### [INSTRUCCIONES]
1. Indica si cada afirmación concuerda con el extracto sobre los sospechosos de Jack el Destripador. Responde sí o no y cita textualmente las palabras del extracto que lo deciden: (a) Montague John Druitt era abogado; (b) Neill Cream fue confinado a un manicomio; (c) Juan Jacobo Bajarlía expuso su tesis en febrero de 1976.
2. Según el extracto sobre los sospechosos de Jack el Destripador, ¿cuál era la ocupación de Alonzo Maduro?
3. Convierte en una lista breve el párrafo del extracto sobre los sospechosos de Jack el Destripador que comienza con "Entre la larga lista de sospechosos" y conserva los datos principales.

### [EXTRACTO DEL DOCUMENTO]
Entre la larga lista de sospechosos se destacan también sir William Withey Gull, médico personal de la reina Victoria; James K. Stephen, tutor del príncipe Albert en Cambridge; Montague John Druitt, un abogado loco, cuyo cuerpo fue hallado flotando en el río Támesis poco después del último asesinato; el médico Michael Ostrog, “ruso y presidiario”, que fue confinado a un manicomio por ser maníaco homicida; y otro doctor, Neill Cream, condenado por asesinato y quien declaró: “Yo soy Jack el Destripador”.
También se pensó que estaban mezclados los judíos y los masones. Y hasta se barajó la hipótesis de que en realidad se trataba de una mujer, Jill la Destripadora, una partera que se ganaba la vida practicando abortos a las prostitutas.
En tanto, en febrero de 1976, en el número 3 de la Ellery Queen’s Mystery Magazine, el escritor e investigador argentino Juan Jacobo Bajarlía desarrolló la tesis de que Jack el Destripador habría muerto en la Argentina. Su sospechoso, un tal Alonzo Maduro, financista que estuvo en Londres en la época de los crímenes de Whitechapel tratando de colocar acciones de una compañía argentina.

Registros contenidos en un conjunto de datos
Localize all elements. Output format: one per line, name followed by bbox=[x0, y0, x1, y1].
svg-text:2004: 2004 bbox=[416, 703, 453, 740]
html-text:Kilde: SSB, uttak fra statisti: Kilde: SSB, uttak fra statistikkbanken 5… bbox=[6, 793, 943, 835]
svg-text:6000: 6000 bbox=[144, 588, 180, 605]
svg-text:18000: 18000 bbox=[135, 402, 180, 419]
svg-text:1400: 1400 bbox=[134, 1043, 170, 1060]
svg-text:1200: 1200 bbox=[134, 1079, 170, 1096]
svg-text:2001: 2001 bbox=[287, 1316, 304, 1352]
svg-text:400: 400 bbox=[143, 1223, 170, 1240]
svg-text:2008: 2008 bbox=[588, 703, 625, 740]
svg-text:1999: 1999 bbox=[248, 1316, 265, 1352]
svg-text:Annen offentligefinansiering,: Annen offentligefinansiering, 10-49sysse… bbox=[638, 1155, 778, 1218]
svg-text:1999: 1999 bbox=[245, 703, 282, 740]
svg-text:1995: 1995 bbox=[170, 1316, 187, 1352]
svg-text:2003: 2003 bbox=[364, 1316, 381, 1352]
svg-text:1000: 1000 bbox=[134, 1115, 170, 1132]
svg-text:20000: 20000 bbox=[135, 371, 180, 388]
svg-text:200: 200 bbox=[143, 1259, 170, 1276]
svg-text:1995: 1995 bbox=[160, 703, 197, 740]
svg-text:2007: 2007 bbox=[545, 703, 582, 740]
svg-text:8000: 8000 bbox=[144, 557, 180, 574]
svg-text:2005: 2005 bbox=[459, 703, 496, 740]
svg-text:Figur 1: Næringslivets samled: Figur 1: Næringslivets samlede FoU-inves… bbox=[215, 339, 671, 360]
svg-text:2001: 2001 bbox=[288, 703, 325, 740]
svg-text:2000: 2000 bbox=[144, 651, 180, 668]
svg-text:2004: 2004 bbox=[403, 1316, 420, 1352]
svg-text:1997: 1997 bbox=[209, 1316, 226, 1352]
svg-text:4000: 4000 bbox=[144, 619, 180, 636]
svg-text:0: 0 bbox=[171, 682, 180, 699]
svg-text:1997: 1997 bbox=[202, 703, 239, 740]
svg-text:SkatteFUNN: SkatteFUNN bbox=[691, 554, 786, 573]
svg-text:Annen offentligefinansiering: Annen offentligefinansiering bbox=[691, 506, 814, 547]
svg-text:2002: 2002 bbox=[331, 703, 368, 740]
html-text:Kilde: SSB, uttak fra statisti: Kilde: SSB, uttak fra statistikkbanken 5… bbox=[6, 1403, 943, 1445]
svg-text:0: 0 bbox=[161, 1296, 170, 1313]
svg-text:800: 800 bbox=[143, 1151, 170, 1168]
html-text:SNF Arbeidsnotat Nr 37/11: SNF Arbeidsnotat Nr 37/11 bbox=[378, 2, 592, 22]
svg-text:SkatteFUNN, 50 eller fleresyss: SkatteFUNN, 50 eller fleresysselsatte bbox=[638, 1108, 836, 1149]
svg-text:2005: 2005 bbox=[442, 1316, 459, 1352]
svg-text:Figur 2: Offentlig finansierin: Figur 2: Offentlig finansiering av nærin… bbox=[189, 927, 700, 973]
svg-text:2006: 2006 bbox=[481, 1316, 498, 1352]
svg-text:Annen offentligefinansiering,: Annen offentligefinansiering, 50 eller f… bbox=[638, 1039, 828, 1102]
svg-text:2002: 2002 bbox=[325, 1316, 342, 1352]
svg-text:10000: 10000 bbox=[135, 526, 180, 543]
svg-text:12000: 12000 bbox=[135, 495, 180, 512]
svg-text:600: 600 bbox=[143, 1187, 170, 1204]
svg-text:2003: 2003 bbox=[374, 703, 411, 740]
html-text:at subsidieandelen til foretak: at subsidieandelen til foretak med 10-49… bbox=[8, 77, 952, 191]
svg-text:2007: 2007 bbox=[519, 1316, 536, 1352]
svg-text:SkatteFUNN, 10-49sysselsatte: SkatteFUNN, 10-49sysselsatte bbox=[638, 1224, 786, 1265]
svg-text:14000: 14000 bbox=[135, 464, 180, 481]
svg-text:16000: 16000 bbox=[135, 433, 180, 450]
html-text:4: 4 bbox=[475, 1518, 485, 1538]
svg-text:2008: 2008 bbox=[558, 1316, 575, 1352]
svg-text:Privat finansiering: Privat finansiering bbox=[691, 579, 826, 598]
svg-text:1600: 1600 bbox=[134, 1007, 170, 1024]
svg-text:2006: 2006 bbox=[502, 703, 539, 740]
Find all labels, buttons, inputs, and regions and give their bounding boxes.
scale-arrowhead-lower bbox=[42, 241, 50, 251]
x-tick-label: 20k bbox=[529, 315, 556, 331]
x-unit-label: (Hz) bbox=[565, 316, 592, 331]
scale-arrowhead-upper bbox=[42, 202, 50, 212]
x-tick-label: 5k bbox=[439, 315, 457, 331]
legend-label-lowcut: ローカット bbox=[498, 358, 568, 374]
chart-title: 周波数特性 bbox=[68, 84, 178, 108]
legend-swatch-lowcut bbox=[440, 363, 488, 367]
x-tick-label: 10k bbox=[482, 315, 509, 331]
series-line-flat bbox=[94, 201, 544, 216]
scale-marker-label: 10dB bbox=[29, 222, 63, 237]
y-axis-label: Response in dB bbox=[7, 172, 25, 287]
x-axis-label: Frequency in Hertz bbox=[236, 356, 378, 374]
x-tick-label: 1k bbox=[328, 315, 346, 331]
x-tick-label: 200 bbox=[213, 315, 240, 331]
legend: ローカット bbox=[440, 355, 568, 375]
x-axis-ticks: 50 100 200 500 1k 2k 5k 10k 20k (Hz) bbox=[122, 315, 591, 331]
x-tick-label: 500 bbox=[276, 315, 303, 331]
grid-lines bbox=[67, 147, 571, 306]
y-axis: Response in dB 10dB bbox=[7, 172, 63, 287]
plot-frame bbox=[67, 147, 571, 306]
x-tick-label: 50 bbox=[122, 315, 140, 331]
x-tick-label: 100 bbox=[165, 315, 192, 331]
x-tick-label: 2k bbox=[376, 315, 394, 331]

### [RESULTADOS POR TAREA]
1.
(a) Sí: "Montague John Druitt, un abogado loco".
(b) No: el confinado a un manicomio fue Michael Ostrog, "que fue confinado a un manicomio por ser maníaco homicida"; de Neill Cream se dice que fue "condenado por asesinato".
(c) Sí: "en febrero de 1976, en el número 3 de la Ellery Queen’s Mystery Magazine".

2. Era financista.

3.
- Sir William Withey Gull: médico personal de la reina Victoria.
- James K. Stephen: tutor del príncipe Albert en Cambridge.
- Montague John Druitt: abogado loco; su cuerpo apareció flotando en el Támesis poco después del último asesinato.
- Michael Ostrog: médico, "ruso y presidiario", confinado a un manicomio por ser maníaco homicida.
- Neill Cream: médico condenado por asesinato que declaró ser Jack el Destripador.